Give back the full listing verbatim, apart from its images.

**GIVEN DATA:**
•••••
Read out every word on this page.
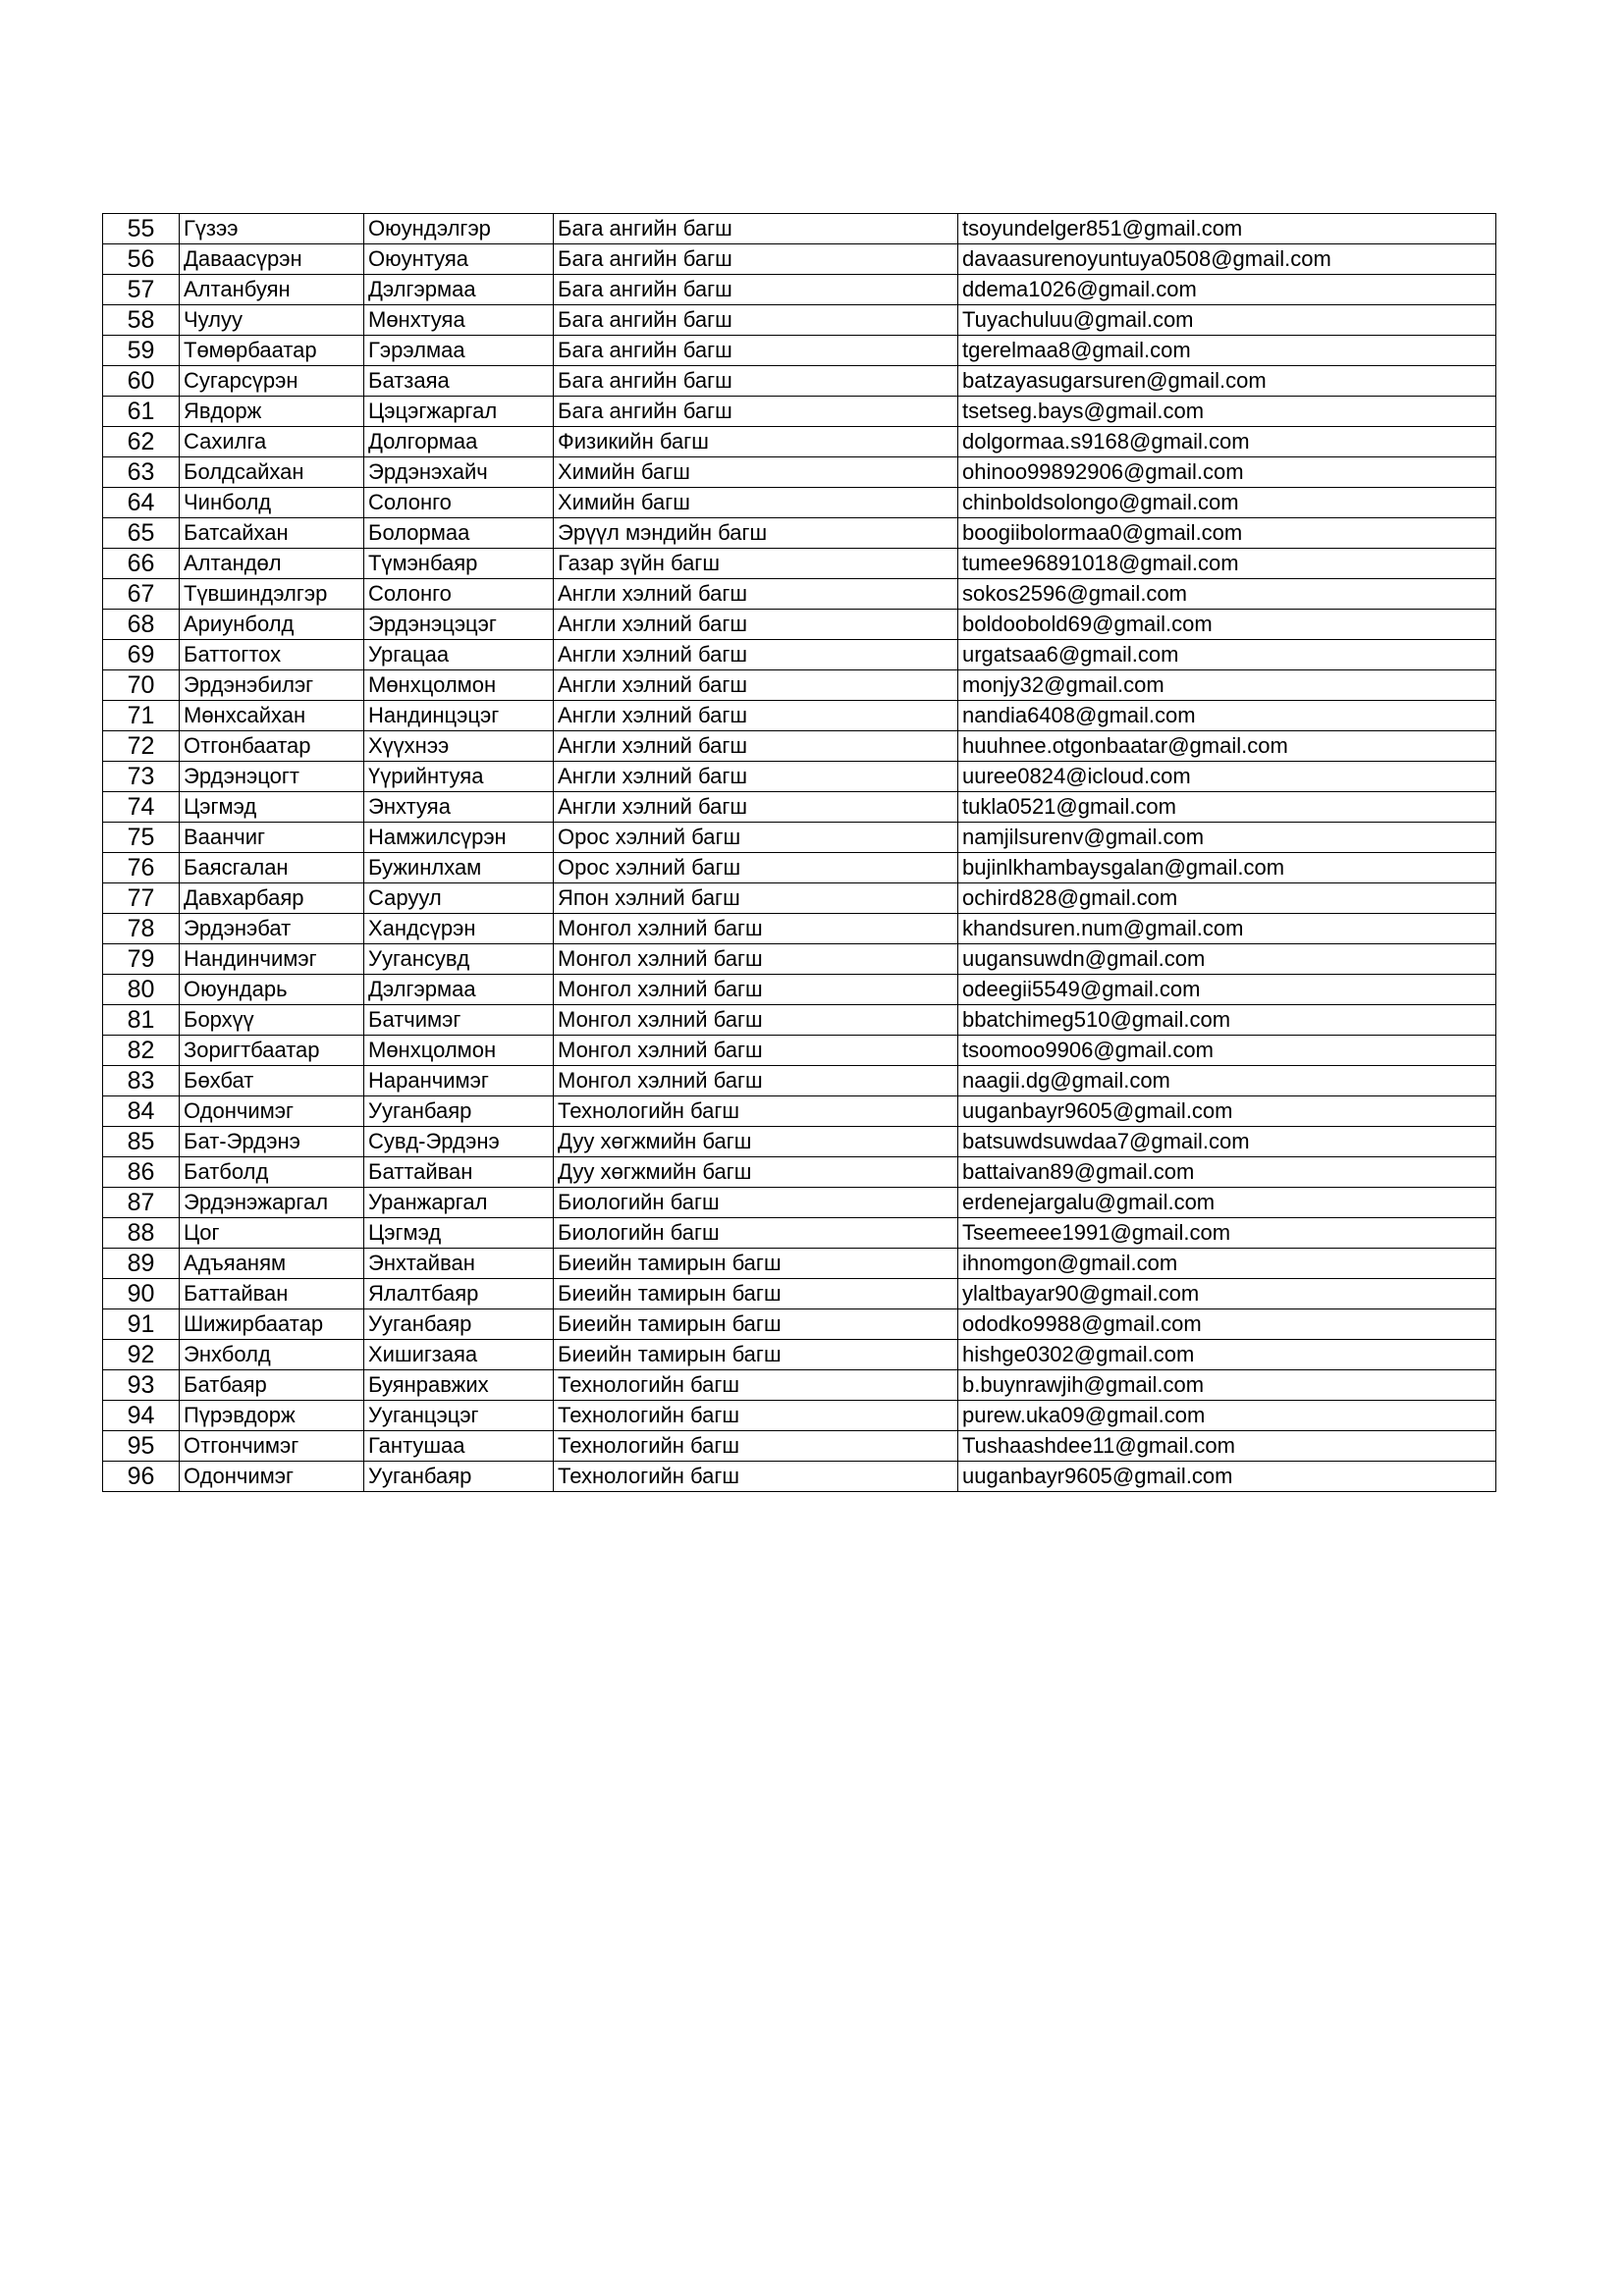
55	Гүзээ	Оюундэлгэр	Бага ангийн багш	tsoyundelger851@gmail.com
56	Даваасүрэн	Оюунтуяа	Бага ангийн багш	davaasurenoyuntuya0508@gmail.com
57	Алтанбуян	Дэлгэрмаа	Бага ангийн багш	ddema1026@gmail.com
58	Чулуу	Мөнхтуяа	Бага ангийн багш	Tuyachuluu@gmail.com
59	Төмөрбаатар	Гэрэлмаа	Бага ангийн багш	tgerelmaa8@gmail.com
60	Сугарсүрэн	Батзаяа	Бага ангийн багш	batzayasugarsuren@gmail.com
61	Явдорж	Цэцэгжаргал	Бага ангийн багш	tsetseg.bays@gmail.com
62	Сахилга	Долгормаа	Физикийн багш	dolgormaa.s9168@gmail.com
63	Болдсайхан	Эрдэнэхайч	Химийн багш	ohinoo99892906@gmail.com
64	Чинболд	Солонго	Химийн багш	chinboldsolongo@gmail.com
65	Батсайхан	Болормаа	Эрүүл мэндийн багш	boogiibolormaa0@gmail.com
66	Алтандөл	Түмэнбаяр	Газар зүйн багш	tumee96891018@gmail.com
67	Түвшиндэлгэр	Солонго	Англи хэлний багш	sokos2596@gmail.com
68	Ариунболд	Эрдэнэцэцэг	Англи хэлний багш	boldoobold69@gmail.com
69	Баттогтох	Ургацаа	Англи хэлний багш	urgatsaa6@gmail.com
70	Эрдэнэбилэг	Мөнхцолмон	Англи хэлний багш	monjy32@gmail.com
71	Мөнхсайхан	Нандинцэцэг	Англи хэлний багш	nandia6408@gmail.com
72	Отгонбаатар	Хүүхнээ	Англи хэлний багш	huuhnee.otgonbaatar@gmail.com
73	Эрдэнэцогт	Үүрийнтуяа	Англи хэлний багш	uuree0824@icloud.com
74	Цэгмэд	Энхтуяа	Англи хэлний багш	tukla0521@gmail.com
75	Ваанчиг	Намжилсүрэн	Орос хэлний багш	namjilsurenv@gmail.com
76	Баясгалан	Бужинлхам	Орос хэлний багш	bujinlkhambaysgalan@gmail.com
77	Давхарбаяр	Саруул	Япон хэлний багш	ochird828@gmail.com
78	Эрдэнэбат	Хандсүрэн	Монгол хэлний багш	khandsuren.num@gmail.com
79	Нандинчимэг	Уугансувд	Монгол хэлний багш	uugansuwdn@gmail.com
80	Оюундарь	Дэлгэрмаа	Монгол хэлний багш	odeegii5549@gmail.com
81	Борхүү	Батчимэг	Монгол хэлний багш	bbatchimeg510@gmail.com
82	Зоригтбаатар	Мөнхцолмон	Монгол хэлний багш	tsoomoo9906@gmail.com
83	Бөхбат	Наранчимэг	Монгол хэлний багш	naagii.dg@gmail.com
84	Одончимэг	Ууганбаяр	Технологийн багш	uuganbayr9605@gmail.com
85	Бат-Эрдэнэ	Сувд-Эрдэнэ	Дуу хөгжмийн багш	batsuwdsuwdaa7@gmail.com
86	Батболд	Баттайван	Дуу хөгжмийн багш	battaivan89@gmail.com
87	Эрдэнэжаргал	Уранжаргал	Биологийн багш	erdenejargalu@gmail.com
88	Цог	Цэгмэд	Биологийн багш	Tseemeee1991@gmail.com
89	Адъяаням	Энхтайван	Биеийн тамирын багш	ihnomgon@gmail.com
90	Баттайван	Ялалтбаяр	Биеийн тамирын багш	ylaltbayar90@gmail.com
91	Шижирбаатар	Ууганбаяр	Биеийн тамирын багш	ododko9988@gmail.com
92	Энхболд	Хишигзаяа	Биеийн тамирын багш	hishge0302@gmail.com
93	Батбаяр	Буянравжих	Технологийн багш	b.buynrawjih@gmail.com
94	Пүрэвдорж	Ууганцэцэг	Технологийн багш	purew.uka09@gmail.com
95	Отгончимэг	Гантушаа	Технологийн багш	Tushaashdee11@gmail.com
96	Одончимэг	Ууганбаяр	Технологийн багш	uuganbayr9605@gmail.com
•••••
**OUTPUT OF THE TASK:**
Read out every word on this page.
55	Гүзээ	Оюундэлгэр	Бага ангийн багш	tsoyundelger851@gmail.com
56	Даваасүрэн	Оюунтуяа	Бага ангийн багш	davaasurenoyuntuya0508@gmail.com
57	Алтанбуян	Дэлгэрмаа	Бага ангийн багш	ddema1026@gmail.com
58	Чулуу	Мөнхтуяа	Бага ангийн багш	Tuyachuluu@gmail.com
59	Төмөрбаатар	Гэрэлмаа	Бага ангийн багш	tgerelmaa8@gmail.com
60	Сугарсүрэн	Батзаяа	Бага ангийн багш	batzayasugarsuren@gmail.com
61	Явдорж	Цэцэгжаргал	Бага ангийн багш	tsetseg.bays@gmail.com
62	Сахилга	Долгормаа	Физикийн багш	dolgormaa.s9168@gmail.com
63	Болдсайхан	Эрдэнэхайч	Химийн багш	ohinoo99892906@gmail.com
64	Чинболд	Солонго	Химийн багш	chinboldsolongo@gmail.com
65	Батсайхан	Болормаа	Эрүүл мэндийн багш	boogiibolormaa0@gmail.com
66	Алтандөл	Түмэнбаяр	Газар зүйн багш	tumee96891018@gmail.com
67	Түвшиндэлгэр	Солонго	Англи хэлний багш	sokos2596@gmail.com
68	Ариунболд	Эрдэнэцэцэг	Англи хэлний багш	boldoobold69@gmail.com
69	Баттогтох	Ургацаа	Англи хэлний багш	urgatsaa6@gmail.com
70	Эрдэнэбилэг	Мөнхцолмон	Англи хэлний багш	monjy32@gmail.com
71	Мөнхсайхан	Нандинцэцэг	Англи хэлний багш	nandia6408@gmail.com
72	Отгонбаатар	Хүүхнээ	Англи хэлний багш	huuhnee.otgonbaatar@gmail.com
73	Эрдэнэцогт	Үүрийнтуяа	Англи хэлний багш	uuree0824@icloud.com
74	Цэгмэд	Энхтуяа	Англи хэлний багш	tukla0521@gmail.com
75	Ваанчиг	Намжилсүрэн	Орос хэлний багш	namjilsurenv@gmail.com
76	Баясгалан	Бужинлхам	Орос хэлний багш	bujinlkhambaysgalan@gmail.com
77	Давхарбаяр	Саруул	Япон хэлний багш	ochird828@gmail.com
78	Эрдэнэбат	Хандсүрэн	Монгол хэлний багш	khandsuren.num@gmail.com
79	Нандинчимэг	Уугансувд	Монгол хэлний багш	uugansuwdn@gmail.com
80	Оюундарь	Дэлгэрмаа	Монгол хэлний багш	odeegii5549@gmail.com
81	Борхүү	Батчимэг	Монгол хэлний багш	bbatchimeg510@gmail.com
82	Зоригтбаатар	Мөнхцолмон	Монгол хэлний багш	tsoomoo9906@gmail.com
83	Бөхбат	Наранчимэг	Монгол хэлний багш	naagii.dg@gmail.com
84	Одончимэг	Ууганбаяр	Технологийн багш	uuganbayr9605@gmail.com
85	Бат-Эрдэнэ	Сувд-Эрдэнэ	Дуу хөгжмийн багш	batsuwdsuwdaa7@gmail.com
86	Батболд	Баттайван	Дуу хөгжмийн багш	battaivan89@gmail.com
87	Эрдэнэжаргал	Уранжаргал	Биологийн багш	erdenejargalu@gmail.com
88	Цог	Цэгмэд	Биологийн багш	Tseemeee1991@gmail.com
89	Адъяаням	Энхтайван	Биеийн тамирын багш	ihnomgon@gmail.com
90	Баттайван	Ялалтбаяр	Биеийн тамирын багш	ylaltbayar90@gmail.com
91	Шижирбаатар	Ууганбаяр	Биеийн тамирын багш	ododko9988@gmail.com
92	Энхболд	Хишигзаяа	Биеийн тамирын багш	hishge0302@gmail.com
93	Батбаяр	Буянравжих	Технологийн багш	b.buynrawjih@gmail.com
94	Пүрэвдорж	Ууганцэцэг	Технологийн багш	purew.uka09@gmail.com
95	Отгончимэг	Гантушаа	Технологийн багш	Tushaashdee11@gmail.com
96	Одончимэг	Ууганбаяр	Технологийн багш	uuganbayr9605@gmail.com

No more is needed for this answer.